— start Provided data —

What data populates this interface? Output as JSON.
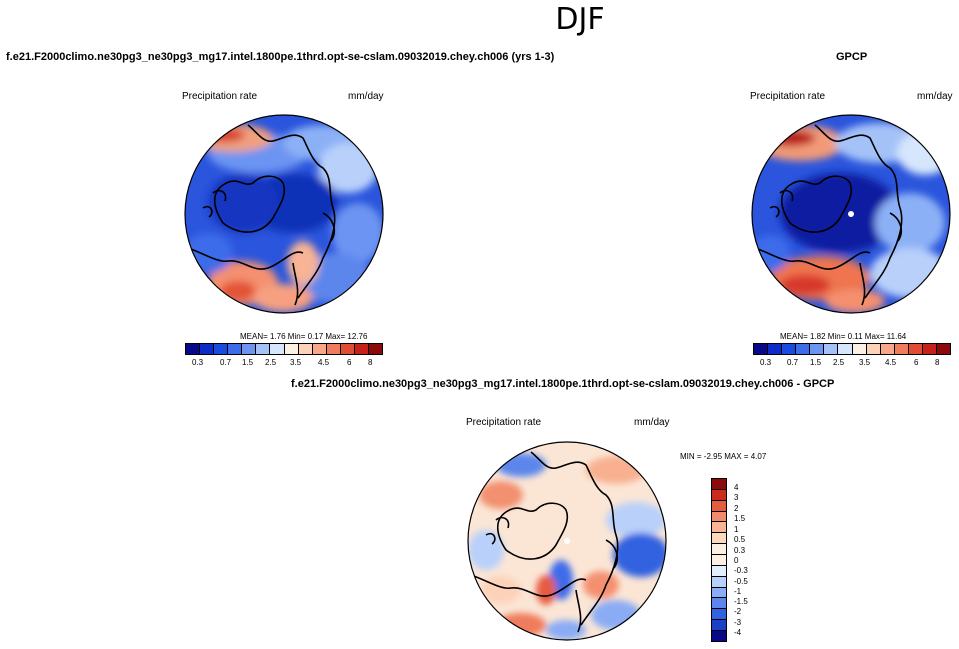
{
  "figure_title": "DJF",
  "top_left_panel": {
    "case_title": "f.e21.F2000climo.ne30pg3_ne30pg3_mg17.intel.1800pe.1thrd.opt-se-cslam.09032019.chey.ch006 (yrs 1-3)",
    "left_string": "Precipitation rate",
    "right_string": "mm/day",
    "stats": "MEAN=   1.76  Min=   0.17  Max=  12.76"
  },
  "top_right_panel": {
    "case_title": "GPCP",
    "left_string": "Precipitation rate",
    "right_string": "mm/day",
    "stats": "MEAN=   1.82  Min=   0.11  Max=  11.64"
  },
  "diff_panel": {
    "case_title": "f.e21.F2000climo.ne30pg3_ne30pg3_mg17.intel.1800pe.1thrd.opt-se-cslam.09032019.chey.ch006 - GPCP",
    "left_string": "Precipitation rate",
    "right_string": "mm/day",
    "stats": "MIN =  -2.95 MAX =   4.07"
  },
  "colors": {
    "abs_scale": [
      "#08088a",
      "#0b2cc8",
      "#1a4be0",
      "#3c6cea",
      "#6c94f2",
      "#a4c2f8",
      "#d6e6fc",
      "#fbf1e4",
      "#fcd2b8",
      "#f8a888",
      "#ef7c5c",
      "#e34c34",
      "#c8201a",
      "#8c0a0a"
    ],
    "diff_scale": [
      "#08088a",
      "#1a3fc8",
      "#3262e0",
      "#5c86ec",
      "#8aacf4",
      "#b8d0fa",
      "#e4eefc",
      "#fcf0e4",
      "#fcd8bc",
      "#f8b494",
      "#f08c6c",
      "#e65c40",
      "#cc2a1c",
      "#8c0a0a"
    ]
  },
  "abs_colorbar_labels": [
    "0.3",
    "0.7",
    "1.5",
    "2.5",
    "3.5",
    "4.5",
    "6",
    "8"
  ],
  "diff_colorbar_labels": [
    "4",
    "3",
    "2",
    "1.5",
    "1",
    "0.5",
    "0.3",
    "0",
    "-0.3",
    "-0.5",
    "-1",
    "-1.5",
    "-2",
    "-3",
    "-4"
  ]
}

— end Provided data —

:: What the exercise asks ::
Can the entries above be repeated exactly, without their pictures?

:: Output of the exercise ::
What data populates this interface? Output as JSON.
{
  "figure_title": "DJF",
  "top_left_panel": {
    "case_title": "f.e21.F2000climo.ne30pg3_ne30pg3_mg17.intel.1800pe.1thrd.opt-se-cslam.09032019.chey.ch006 (yrs 1-3)",
    "left_string": "Precipitation rate",
    "right_string": "mm/day",
    "stats": "MEAN=   1.76  Min=   0.17  Max=  12.76"
  },
  "top_right_panel": {
    "case_title": "GPCP",
    "left_string": "Precipitation rate",
    "right_string": "mm/day",
    "stats": "MEAN=   1.82  Min=   0.11  Max=  11.64"
  },
  "diff_panel": {
    "case_title": "f.e21.F2000climo.ne30pg3_ne30pg3_mg17.intel.1800pe.1thrd.opt-se-cslam.09032019.chey.ch006 - GPCP",
    "left_string": "Precipitation rate",
    "right_string": "mm/day",
    "stats": "MIN =  -2.95 MAX =   4.07"
  },
  "colors": {
    "abs_scale": [
      "#08088a",
      "#0b2cc8",
      "#1a4be0",
      "#3c6cea",
      "#6c94f2",
      "#a4c2f8",
      "#d6e6fc",
      "#fbf1e4",
      "#fcd2b8",
      "#f8a888",
      "#ef7c5c",
      "#e34c34",
      "#c8201a",
      "#8c0a0a"
    ],
    "diff_scale": [
      "#08088a",
      "#1a3fc8",
      "#3262e0",
      "#5c86ec",
      "#8aacf4",
      "#b8d0fa",
      "#e4eefc",
      "#fcf0e4",
      "#fcd8bc",
      "#f8b494",
      "#f08c6c",
      "#e65c40",
      "#cc2a1c",
      "#8c0a0a"
    ]
  },
  "abs_colorbar_labels": [
    "0.3",
    "0.7",
    "1.5",
    "2.5",
    "3.5",
    "4.5",
    "6",
    "8"
  ],
  "diff_colorbar_labels": [
    "4",
    "3",
    "2",
    "1.5",
    "1",
    "0.5",
    "0.3",
    "0",
    "-0.3",
    "-0.5",
    "-1",
    "-1.5",
    "-2",
    "-3",
    "-4"
  ]
}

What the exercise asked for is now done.